> _JOB_: Repeat each record exactly. Any picture gets left out.

Records from a collection of figures
::::

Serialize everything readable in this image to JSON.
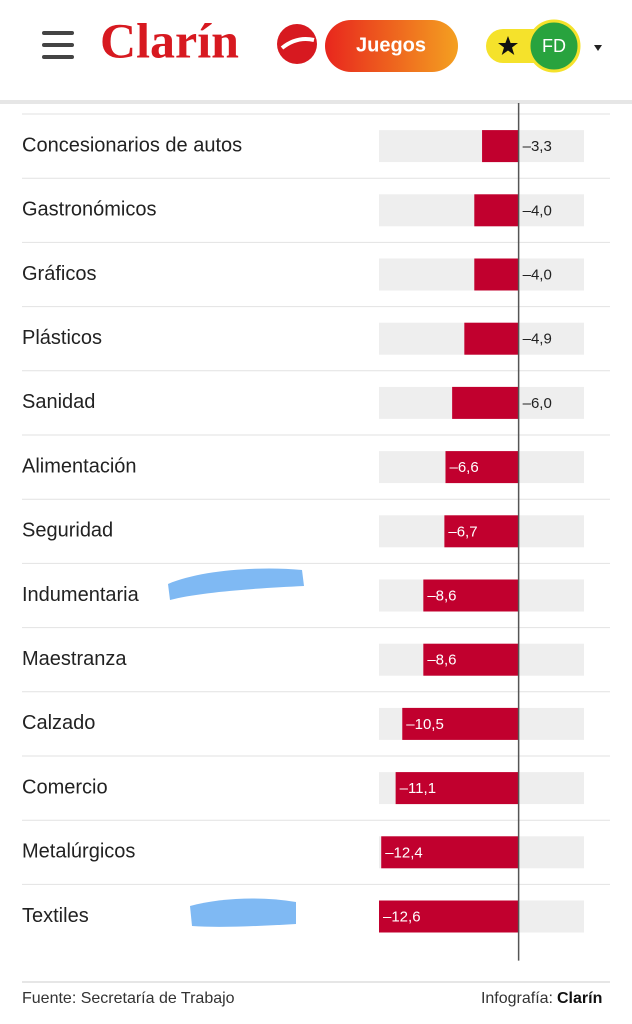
{
  "header": {
    "logo": "Clarín",
    "games_button": "Juegos",
    "user_initials": "FD"
  },
  "chart_data": {
    "type": "bar",
    "orientation": "horizontal",
    "categories": [
      "Concesionarios de autos",
      "Gastronómicos",
      "Gráficos",
      "Plásticos",
      "Sanidad",
      "Alimentación",
      "Seguridad",
      "Indumentaria",
      "Maestranza",
      "Calzado",
      "Comercio",
      "Metalúrgicos",
      "Textiles"
    ],
    "values": [
      -3.3,
      -4.0,
      -4.0,
      -4.9,
      -6.0,
      -6.6,
      -6.7,
      -8.6,
      -8.6,
      -10.5,
      -11.1,
      -12.4,
      -12.6
    ],
    "value_labels": [
      "–3,3",
      "–4,0",
      "–4,0",
      "–4,9",
      "–6,0",
      "–6,6",
      "–6,7",
      "–8,6",
      "–8,6",
      "–10,5",
      "–11,1",
      "–12,4",
      "–12,6"
    ],
    "color": "#c1002e",
    "xlim": [
      -12.6,
      5.9
    ]
  },
  "footer": {
    "source": "Fuente: Secretaría de Trabajo",
    "credit_label": "Infografía:",
    "credit_brand": "Clarín"
  }
}
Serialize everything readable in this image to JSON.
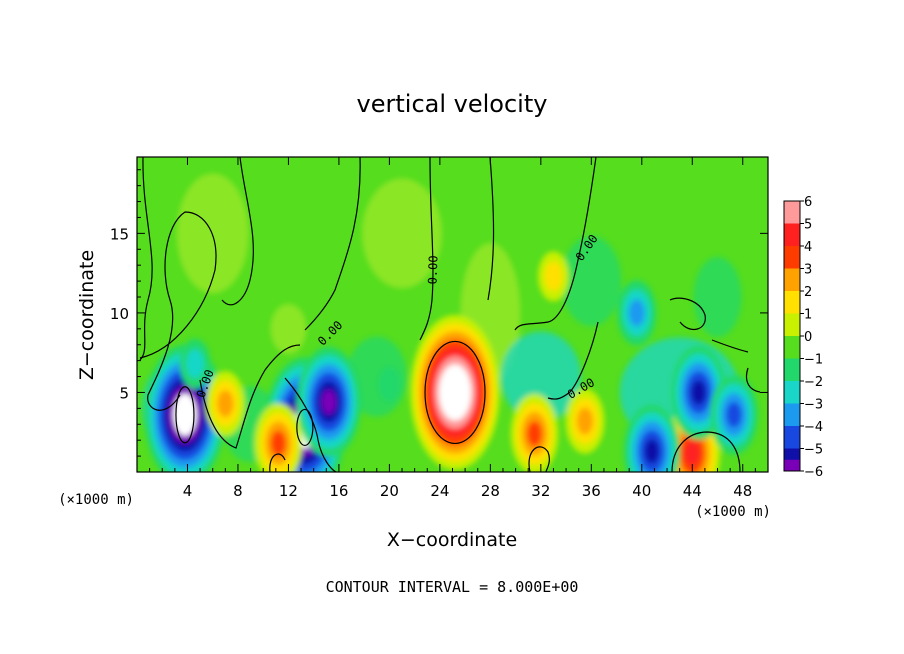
{
  "chart_data": {
    "type": "heatmap",
    "title": "vertical velocity",
    "xlabel": "X−coordinate",
    "ylabel": "Z−coordinate",
    "x_unit": "(×1000 m)",
    "y_unit": "(×1000 m)",
    "footer": "CONTOUR INTERVAL = 8.000E+00",
    "xlim": [
      0,
      50
    ],
    "ylim": [
      0,
      19.8
    ],
    "x_ticks": [
      4,
      8,
      12,
      16,
      20,
      24,
      28,
      32,
      36,
      40,
      44,
      48
    ],
    "y_ticks": [
      5,
      10,
      15
    ],
    "colorbar": {
      "levels": [
        6,
        5,
        4,
        3,
        2,
        1,
        0,
        -1,
        -2,
        -3,
        -4,
        -5,
        -6
      ],
      "labels": [
        "6",
        "5",
        "4",
        "3",
        "2",
        "1",
        "0",
        "−1",
        "−2",
        "−3",
        "−4",
        "−5",
        "−6"
      ],
      "colors": [
        "#ff9a9a",
        "#ff2020",
        "#ff3c00",
        "#ffa200",
        "#ffe000",
        "#c8f000",
        "#55dd1e",
        "#22d86a",
        "#19d6c8",
        "#1c9af0",
        "#1848e0",
        "#1010a8",
        "#7a00b8"
      ]
    },
    "contour_labels": [
      "0.00",
      "0.00",
      "0.00",
      "0.00",
      "0.00"
    ],
    "features": [
      {
        "x": 3.8,
        "z": 3.6,
        "value": -8
      },
      {
        "x": 13.3,
        "z": 2.8,
        "value": -8
      },
      {
        "x": 15.2,
        "z": 4.4,
        "value": -6
      },
      {
        "x": 25.2,
        "z": 5.0,
        "value": 9
      },
      {
        "x": 7.0,
        "z": 4.3,
        "value": 3
      },
      {
        "x": 11.2,
        "z": 1.8,
        "value": 4
      },
      {
        "x": 31.5,
        "z": 2.4,
        "value": 4
      },
      {
        "x": 35.5,
        "z": 3.2,
        "value": 3
      },
      {
        "x": 33.0,
        "z": 12.3,
        "value": 2
      },
      {
        "x": 44.0,
        "z": 1.2,
        "value": 5
      },
      {
        "x": 44.5,
        "z": 5.0,
        "value": -5
      },
      {
        "x": 47.3,
        "z": 3.6,
        "value": -4
      },
      {
        "x": 39.6,
        "z": 10.0,
        "value": -3
      },
      {
        "x": 40.8,
        "z": 1.3,
        "value": -5
      },
      {
        "x": 20.0,
        "z": 5.5,
        "value": -1
      },
      {
        "x": 4.6,
        "z": 6.8,
        "value": -2
      }
    ]
  }
}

::::

> _EXERCISE ANSWER_:
Serialize everything readable in this image to JSON.
{
  "header": {
    "logo": "Clarín",
    "games_button": "Juegos",
    "user_initials": "FD"
  },
  "chart_data": {
    "type": "bar",
    "orientation": "horizontal",
    "categories": [
      "Concesionarios de autos",
      "Gastronómicos",
      "Gráficos",
      "Plásticos",
      "Sanidad",
      "Alimentación",
      "Seguridad",
      "Indumentaria",
      "Maestranza",
      "Calzado",
      "Comercio",
      "Metalúrgicos",
      "Textiles"
    ],
    "values": [
      -3.3,
      -4.0,
      -4.0,
      -4.9,
      -6.0,
      -6.6,
      -6.7,
      -8.6,
      -8.6,
      -10.5,
      -11.1,
      -12.4,
      -12.6
    ],
    "value_labels": [
      "–3,3",
      "–4,0",
      "–4,0",
      "–4,9",
      "–6,0",
      "–6,6",
      "–6,7",
      "–8,6",
      "–8,6",
      "–10,5",
      "–11,1",
      "–12,4",
      "–12,6"
    ],
    "color": "#c1002e",
    "xlim": [
      -12.6,
      5.9
    ]
  },
  "footer": {
    "source": "Fuente: Secretaría de Trabajo",
    "credit_label": "Infografía:",
    "credit_brand": "Clarín"
  }
}
Serialize everything readable in this image to JSON.
{
  "chart_data": {
    "type": "heatmap",
    "title": "vertical velocity",
    "xlabel": "X−coordinate",
    "ylabel": "Z−coordinate",
    "x_unit": "(×1000 m)",
    "y_unit": "(×1000 m)",
    "footer": "CONTOUR INTERVAL = 8.000E+00",
    "xlim": [
      0,
      50
    ],
    "ylim": [
      0,
      19.8
    ],
    "x_ticks": [
      4,
      8,
      12,
      16,
      20,
      24,
      28,
      32,
      36,
      40,
      44,
      48
    ],
    "y_ticks": [
      5,
      10,
      15
    ],
    "colorbar": {
      "levels": [
        6,
        5,
        4,
        3,
        2,
        1,
        0,
        -1,
        -2,
        -3,
        -4,
        -5,
        -6
      ],
      "labels": [
        "6",
        "5",
        "4",
        "3",
        "2",
        "1",
        "0",
        "−1",
        "−2",
        "−3",
        "−4",
        "−5",
        "−6"
      ],
      "colors": [
        "#ff9a9a",
        "#ff2020",
        "#ff3c00",
        "#ffa200",
        "#ffe000",
        "#c8f000",
        "#55dd1e",
        "#22d86a",
        "#19d6c8",
        "#1c9af0",
        "#1848e0",
        "#1010a8",
        "#7a00b8"
      ]
    },
    "contour_labels": [
      "0.00",
      "0.00",
      "0.00",
      "0.00",
      "0.00"
    ],
    "features": [
      {
        "x": 3.8,
        "z": 3.6,
        "value": -8
      },
      {
        "x": 13.3,
        "z": 2.8,
        "value": -8
      },
      {
        "x": 15.2,
        "z": 4.4,
        "value": -6
      },
      {
        "x": 25.2,
        "z": 5.0,
        "value": 9
      },
      {
        "x": 7.0,
        "z": 4.3,
        "value": 3
      },
      {
        "x": 11.2,
        "z": 1.8,
        "value": 4
      },
      {
        "x": 31.5,
        "z": 2.4,
        "value": 4
      },
      {
        "x": 35.5,
        "z": 3.2,
        "value": 3
      },
      {
        "x": 33.0,
        "z": 12.3,
        "value": 2
      },
      {
        "x": 44.0,
        "z": 1.2,
        "value": 5
      },
      {
        "x": 44.5,
        "z": 5.0,
        "value": -5
      },
      {
        "x": 47.3,
        "z": 3.6,
        "value": -4
      },
      {
        "x": 39.6,
        "z": 10.0,
        "value": -3
      },
      {
        "x": 40.8,
        "z": 1.3,
        "value": -5
      },
      {
        "x": 20.0,
        "z": 5.5,
        "value": -1
      },
      {
        "x": 4.6,
        "z": 6.8,
        "value": -2
      }
    ]
  }
}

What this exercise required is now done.